Set task: Set down all of the entries word for word, omitting the images they contain.

Recorded data:
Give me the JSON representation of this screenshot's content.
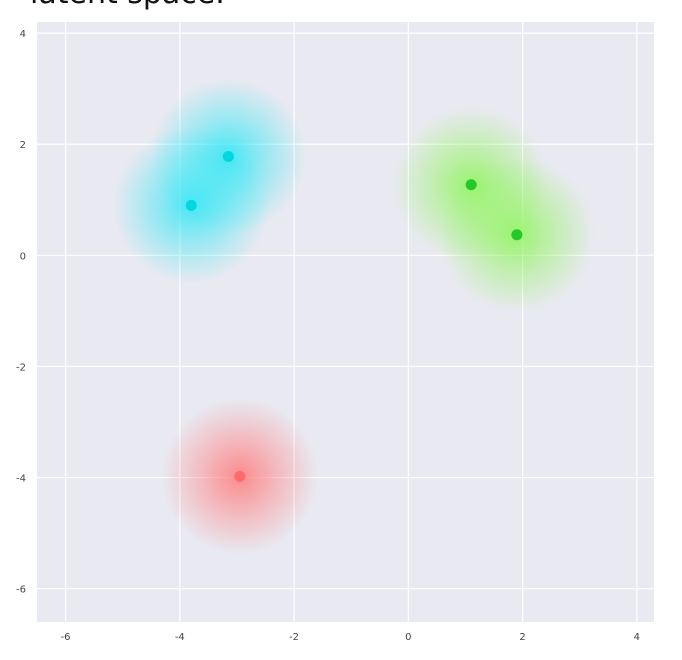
{
  "caption": "latent space.",
  "chart_data": {
    "type": "scatter",
    "title": "",
    "xlabel": "",
    "ylabel": "",
    "xlim": [
      -6.5,
      4.3
    ],
    "ylim": [
      -6.6,
      4.2
    ],
    "xticks": [
      "-6",
      "-4",
      "-2",
      "0",
      "2",
      "4"
    ],
    "yticks": [
      "4",
      "2",
      "0",
      "-2",
      "-4",
      "-6"
    ],
    "xtick_values": [
      -6,
      -4,
      -2,
      0,
      2,
      4
    ],
    "ytick_values": [
      4,
      2,
      0,
      -2,
      -4,
      -6
    ],
    "grid": true,
    "background": "#e9e9f1",
    "series": [
      {
        "color": "#00d8e0",
        "glow": "#2ee8f5",
        "points": [
          {
            "x": -3.8,
            "y": 0.9
          },
          {
            "x": -3.15,
            "y": 1.78
          }
        ]
      },
      {
        "color": "#22c928",
        "glow": "#8ef55a",
        "points": [
          {
            "x": 1.1,
            "y": 1.27
          },
          {
            "x": 1.9,
            "y": 0.37
          }
        ]
      },
      {
        "color": "#ff6a6a",
        "glow": "#ff7b7b",
        "points": [
          {
            "x": -2.95,
            "y": -3.98
          }
        ]
      }
    ]
  }
}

Task result:
Give me the JSON representation of this screenshot's content.
{
  "caption": "latent space.",
  "chart_data": {
    "type": "scatter",
    "title": "",
    "xlabel": "",
    "ylabel": "",
    "xlim": [
      -6.5,
      4.3
    ],
    "ylim": [
      -6.6,
      4.2
    ],
    "xticks": [
      "-6",
      "-4",
      "-2",
      "0",
      "2",
      "4"
    ],
    "yticks": [
      "4",
      "2",
      "0",
      "-2",
      "-4",
      "-6"
    ],
    "xtick_values": [
      -6,
      -4,
      -2,
      0,
      2,
      4
    ],
    "ytick_values": [
      4,
      2,
      0,
      -2,
      -4,
      -6
    ],
    "grid": true,
    "background": "#e9e9f1",
    "series": [
      {
        "color": "#00d8e0",
        "glow": "#2ee8f5",
        "points": [
          {
            "x": -3.8,
            "y": 0.9
          },
          {
            "x": -3.15,
            "y": 1.78
          }
        ]
      },
      {
        "color": "#22c928",
        "glow": "#8ef55a",
        "points": [
          {
            "x": 1.1,
            "y": 1.27
          },
          {
            "x": 1.9,
            "y": 0.37
          }
        ]
      },
      {
        "color": "#ff6a6a",
        "glow": "#ff7b7b",
        "points": [
          {
            "x": -2.95,
            "y": -3.98
          }
        ]
      }
    ]
  }
}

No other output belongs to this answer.